* _DATA_:
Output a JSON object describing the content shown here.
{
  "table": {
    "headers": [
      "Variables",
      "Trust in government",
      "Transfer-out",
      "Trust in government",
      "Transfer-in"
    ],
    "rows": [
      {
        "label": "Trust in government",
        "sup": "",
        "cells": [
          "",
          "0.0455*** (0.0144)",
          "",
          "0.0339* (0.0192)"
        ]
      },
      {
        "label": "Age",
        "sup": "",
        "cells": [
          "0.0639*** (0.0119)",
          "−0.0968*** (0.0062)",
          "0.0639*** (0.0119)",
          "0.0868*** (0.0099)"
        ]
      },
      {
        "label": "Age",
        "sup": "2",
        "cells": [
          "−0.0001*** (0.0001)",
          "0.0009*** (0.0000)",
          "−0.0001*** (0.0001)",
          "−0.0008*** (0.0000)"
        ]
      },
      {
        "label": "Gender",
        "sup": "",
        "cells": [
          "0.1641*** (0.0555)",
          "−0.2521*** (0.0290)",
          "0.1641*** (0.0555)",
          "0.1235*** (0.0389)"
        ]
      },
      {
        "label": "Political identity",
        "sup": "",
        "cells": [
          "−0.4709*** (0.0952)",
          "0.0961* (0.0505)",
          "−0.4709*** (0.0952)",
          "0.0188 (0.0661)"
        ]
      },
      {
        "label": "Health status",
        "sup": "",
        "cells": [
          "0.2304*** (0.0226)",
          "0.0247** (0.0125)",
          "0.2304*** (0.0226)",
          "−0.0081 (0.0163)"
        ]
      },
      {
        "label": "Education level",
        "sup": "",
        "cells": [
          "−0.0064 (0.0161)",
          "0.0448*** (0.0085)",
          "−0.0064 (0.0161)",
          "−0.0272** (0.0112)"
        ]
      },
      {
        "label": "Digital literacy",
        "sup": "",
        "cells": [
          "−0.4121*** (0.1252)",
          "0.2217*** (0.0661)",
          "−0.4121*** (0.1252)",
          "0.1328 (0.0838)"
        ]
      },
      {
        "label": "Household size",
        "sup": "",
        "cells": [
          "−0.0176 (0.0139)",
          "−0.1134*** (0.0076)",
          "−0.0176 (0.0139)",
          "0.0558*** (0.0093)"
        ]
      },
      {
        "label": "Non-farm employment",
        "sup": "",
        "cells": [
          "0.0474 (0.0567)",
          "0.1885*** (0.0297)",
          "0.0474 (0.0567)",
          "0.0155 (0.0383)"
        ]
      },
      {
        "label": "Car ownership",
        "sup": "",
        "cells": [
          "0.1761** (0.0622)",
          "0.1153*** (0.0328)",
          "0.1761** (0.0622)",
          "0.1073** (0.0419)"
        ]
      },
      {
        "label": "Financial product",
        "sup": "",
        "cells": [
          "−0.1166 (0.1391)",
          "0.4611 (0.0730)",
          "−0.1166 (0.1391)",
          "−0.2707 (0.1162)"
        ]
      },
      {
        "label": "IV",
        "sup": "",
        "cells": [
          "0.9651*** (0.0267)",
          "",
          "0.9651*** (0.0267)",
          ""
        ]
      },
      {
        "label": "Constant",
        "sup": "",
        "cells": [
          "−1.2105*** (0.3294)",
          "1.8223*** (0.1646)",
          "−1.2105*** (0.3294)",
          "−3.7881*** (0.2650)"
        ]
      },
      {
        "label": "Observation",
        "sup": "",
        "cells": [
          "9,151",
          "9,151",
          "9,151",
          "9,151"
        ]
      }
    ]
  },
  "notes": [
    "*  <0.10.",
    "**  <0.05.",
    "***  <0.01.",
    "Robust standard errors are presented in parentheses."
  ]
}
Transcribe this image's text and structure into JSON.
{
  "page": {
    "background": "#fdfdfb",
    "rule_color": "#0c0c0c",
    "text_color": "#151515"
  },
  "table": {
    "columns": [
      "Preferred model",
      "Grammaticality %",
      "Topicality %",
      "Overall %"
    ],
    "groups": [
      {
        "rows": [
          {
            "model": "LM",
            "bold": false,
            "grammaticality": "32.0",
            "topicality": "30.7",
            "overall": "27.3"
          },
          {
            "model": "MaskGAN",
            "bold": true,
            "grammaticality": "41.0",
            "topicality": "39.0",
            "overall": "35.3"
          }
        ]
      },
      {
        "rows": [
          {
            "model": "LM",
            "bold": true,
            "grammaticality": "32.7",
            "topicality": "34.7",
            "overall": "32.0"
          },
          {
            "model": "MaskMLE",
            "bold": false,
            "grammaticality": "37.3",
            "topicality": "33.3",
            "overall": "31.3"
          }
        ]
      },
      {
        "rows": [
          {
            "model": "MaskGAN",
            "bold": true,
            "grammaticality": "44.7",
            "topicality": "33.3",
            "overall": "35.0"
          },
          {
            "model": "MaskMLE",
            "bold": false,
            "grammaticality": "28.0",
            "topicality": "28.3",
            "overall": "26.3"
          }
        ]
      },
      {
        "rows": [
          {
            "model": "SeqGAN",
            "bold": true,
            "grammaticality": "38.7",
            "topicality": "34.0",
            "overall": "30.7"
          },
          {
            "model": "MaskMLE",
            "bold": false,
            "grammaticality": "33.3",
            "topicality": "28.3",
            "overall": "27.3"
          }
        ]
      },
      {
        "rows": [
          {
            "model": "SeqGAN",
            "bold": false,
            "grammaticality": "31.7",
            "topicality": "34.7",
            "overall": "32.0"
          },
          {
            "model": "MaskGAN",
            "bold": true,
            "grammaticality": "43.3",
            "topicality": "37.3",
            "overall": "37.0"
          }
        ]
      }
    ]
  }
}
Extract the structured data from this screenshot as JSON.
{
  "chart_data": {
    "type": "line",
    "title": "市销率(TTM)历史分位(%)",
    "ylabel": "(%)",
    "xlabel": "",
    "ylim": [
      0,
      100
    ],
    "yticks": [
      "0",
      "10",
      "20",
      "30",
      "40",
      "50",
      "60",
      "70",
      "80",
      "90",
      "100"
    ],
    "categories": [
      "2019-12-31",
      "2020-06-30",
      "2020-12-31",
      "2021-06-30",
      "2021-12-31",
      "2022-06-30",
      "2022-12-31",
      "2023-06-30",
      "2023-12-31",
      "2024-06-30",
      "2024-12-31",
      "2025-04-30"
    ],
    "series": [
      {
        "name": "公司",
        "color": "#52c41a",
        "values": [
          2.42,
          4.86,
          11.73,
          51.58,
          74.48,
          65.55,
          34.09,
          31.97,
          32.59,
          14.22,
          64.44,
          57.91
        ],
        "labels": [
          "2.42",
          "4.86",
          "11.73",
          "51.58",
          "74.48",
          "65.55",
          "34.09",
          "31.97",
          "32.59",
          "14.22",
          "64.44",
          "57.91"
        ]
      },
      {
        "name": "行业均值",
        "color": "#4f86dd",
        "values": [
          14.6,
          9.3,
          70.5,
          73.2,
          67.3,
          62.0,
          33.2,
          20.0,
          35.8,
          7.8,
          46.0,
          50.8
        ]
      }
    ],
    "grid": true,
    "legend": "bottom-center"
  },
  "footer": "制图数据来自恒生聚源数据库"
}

* _INSTRUCTIONS TO FOLLOW_:
Return the listing above in its exact form.

* _WRITTEN ANSWER_:
Output a JSON object describing the content shown here.
{
  "table": {
    "headers": [
      "Variables",
      "Trust in government",
      "Transfer-out",
      "Trust in government",
      "Transfer-in"
    ],
    "rows": [
      {
        "label": "Trust in government",
        "sup": "",
        "cells": [
          "",
          "0.0455*** (0.0144)",
          "",
          "0.0339* (0.0192)"
        ]
      },
      {
        "label": "Age",
        "sup": "",
        "cells": [
          "0.0639*** (0.0119)",
          "−0.0968*** (0.0062)",
          "0.0639*** (0.0119)",
          "0.0868*** (0.0099)"
        ]
      },
      {
        "label": "Age",
        "sup": "2",
        "cells": [
          "−0.0001*** (0.0001)",
          "0.0009*** (0.0000)",
          "−0.0001*** (0.0001)",
          "−0.0008*** (0.0000)"
        ]
      },
      {
        "label": "Gender",
        "sup": "",
        "cells": [
          "0.1641*** (0.0555)",
          "−0.2521*** (0.0290)",
          "0.1641*** (0.0555)",
          "0.1235*** (0.0389)"
        ]
      },
      {
        "label": "Political identity",
        "sup": "",
        "cells": [
          "−0.4709*** (0.0952)",
          "0.0961* (0.0505)",
          "−0.4709*** (0.0952)",
          "0.0188 (0.0661)"
        ]
      },
      {
        "label": "Health status",
        "sup": "",
        "cells": [
          "0.2304*** (0.0226)",
          "0.0247** (0.0125)",
          "0.2304*** (0.0226)",
          "−0.0081 (0.0163)"
        ]
      },
      {
        "label": "Education level",
        "sup": "",
        "cells": [
          "−0.0064 (0.0161)",
          "0.0448*** (0.0085)",
          "−0.0064 (0.0161)",
          "−0.0272** (0.0112)"
        ]
      },
      {
        "label": "Digital literacy",
        "sup": "",
        "cells": [
          "−0.4121*** (0.1252)",
          "0.2217*** (0.0661)",
          "−0.4121*** (0.1252)",
          "0.1328 (0.0838)"
        ]
      },
      {
        "label": "Household size",
        "sup": "",
        "cells": [
          "−0.0176 (0.0139)",
          "−0.1134*** (0.0076)",
          "−0.0176 (0.0139)",
          "0.0558*** (0.0093)"
        ]
      },
      {
        "label": "Non-farm employment",
        "sup": "",
        "cells": [
          "0.0474 (0.0567)",
          "0.1885*** (0.0297)",
          "0.0474 (0.0567)",
          "0.0155 (0.0383)"
        ]
      },
      {
        "label": "Car ownership",
        "sup": "",
        "cells": [
          "0.1761** (0.0622)",
          "0.1153*** (0.0328)",
          "0.1761** (0.0622)",
          "0.1073** (0.0419)"
        ]
      },
      {
        "label": "Financial product",
        "sup": "",
        "cells": [
          "−0.1166 (0.1391)",
          "0.4611 (0.0730)",
          "−0.1166 (0.1391)",
          "−0.2707 (0.1162)"
        ]
      },
      {
        "label": "IV",
        "sup": "",
        "cells": [
          "0.9651*** (0.0267)",
          "",
          "0.9651*** (0.0267)",
          ""
        ]
      },
      {
        "label": "Constant",
        "sup": "",
        "cells": [
          "−1.2105*** (0.3294)",
          "1.8223*** (0.1646)",
          "−1.2105*** (0.3294)",
          "−3.7881*** (0.2650)"
        ]
      },
      {
        "label": "Observation",
        "sup": "",
        "cells": [
          "9,151",
          "9,151",
          "9,151",
          "9,151"
        ]
      }
    ]
  },
  "notes": [
    "*  <0.10.",
    "**  <0.05.",
    "***  <0.01.",
    "Robust standard errors are presented in parentheses."
  ]
}
Transcribe this image's text and structure into JSON.
{
  "page": {
    "background": "#fdfdfb",
    "rule_color": "#0c0c0c",
    "text_color": "#151515"
  },
  "table": {
    "columns": [
      "Preferred model",
      "Grammaticality %",
      "Topicality %",
      "Overall %"
    ],
    "groups": [
      {
        "rows": [
          {
            "model": "LM",
            "bold": false,
            "grammaticality": "32.0",
            "topicality": "30.7",
            "overall": "27.3"
          },
          {
            "model": "MaskGAN",
            "bold": true,
            "grammaticality": "41.0",
            "topicality": "39.0",
            "overall": "35.3"
          }
        ]
      },
      {
        "rows": [
          {
            "model": "LM",
            "bold": true,
            "grammaticality": "32.7",
            "topicality": "34.7",
            "overall": "32.0"
          },
          {
            "model": "MaskMLE",
            "bold": false,
            "grammaticality": "37.3",
            "topicality": "33.3",
            "overall": "31.3"
          }
        ]
      },
      {
        "rows": [
          {
            "model": "MaskGAN",
            "bold": true,
            "grammaticality": "44.7",
            "topicality": "33.3",
            "overall": "35.0"
          },
          {
            "model": "MaskMLE",
            "bold": false,
            "grammaticality": "28.0",
            "topicality": "28.3",
            "overall": "26.3"
          }
        ]
      },
      {
        "rows": [
          {
            "model": "SeqGAN",
            "bold": true,
            "grammaticality": "38.7",
            "topicality": "34.0",
            "overall": "30.7"
          },
          {
            "model": "MaskMLE",
            "bold": false,
            "grammaticality": "33.3",
            "topicality": "28.3",
            "overall": "27.3"
          }
        ]
      },
      {
        "rows": [
          {
            "model": "SeqGAN",
            "bold": false,
            "grammaticality": "31.7",
            "topicality": "34.7",
            "overall": "32.0"
          },
          {
            "model": "MaskGAN",
            "bold": true,
            "grammaticality": "43.3",
            "topicality": "37.3",
            "overall": "37.0"
          }
        ]
      }
    ]
  }
}
Extract the structured data from this screenshot as JSON.
{
  "chart_data": {
    "type": "line",
    "title": "市销率(TTM)历史分位(%)",
    "ylabel": "(%)",
    "xlabel": "",
    "ylim": [
      0,
      100
    ],
    "yticks": [
      "0",
      "10",
      "20",
      "30",
      "40",
      "50",
      "60",
      "70",
      "80",
      "90",
      "100"
    ],
    "categories": [
      "2019-12-31",
      "2020-06-30",
      "2020-12-31",
      "2021-06-30",
      "2021-12-31",
      "2022-06-30",
      "2022-12-31",
      "2023-06-30",
      "2023-12-31",
      "2024-06-30",
      "2024-12-31",
      "2025-04-30"
    ],
    "series": [
      {
        "name": "公司",
        "color": "#52c41a",
        "values": [
          2.42,
          4.86,
          11.73,
          51.58,
          74.48,
          65.55,
          34.09,
          31.97,
          32.59,
          14.22,
          64.44,
          57.91
        ],
        "labels": [
          "2.42",
          "4.86",
          "11.73",
          "51.58",
          "74.48",
          "65.55",
          "34.09",
          "31.97",
          "32.59",
          "14.22",
          "64.44",
          "57.91"
        ]
      },
      {
        "name": "行业均值",
        "color": "#4f86dd",
        "values": [
          14.6,
          9.3,
          70.5,
          73.2,
          67.3,
          62.0,
          33.2,
          20.0,
          35.8,
          7.8,
          46.0,
          50.8
        ]
      }
    ],
    "grid": true,
    "legend": "bottom-center"
  },
  "footer": "制图数据来自恒生聚源数据库"
}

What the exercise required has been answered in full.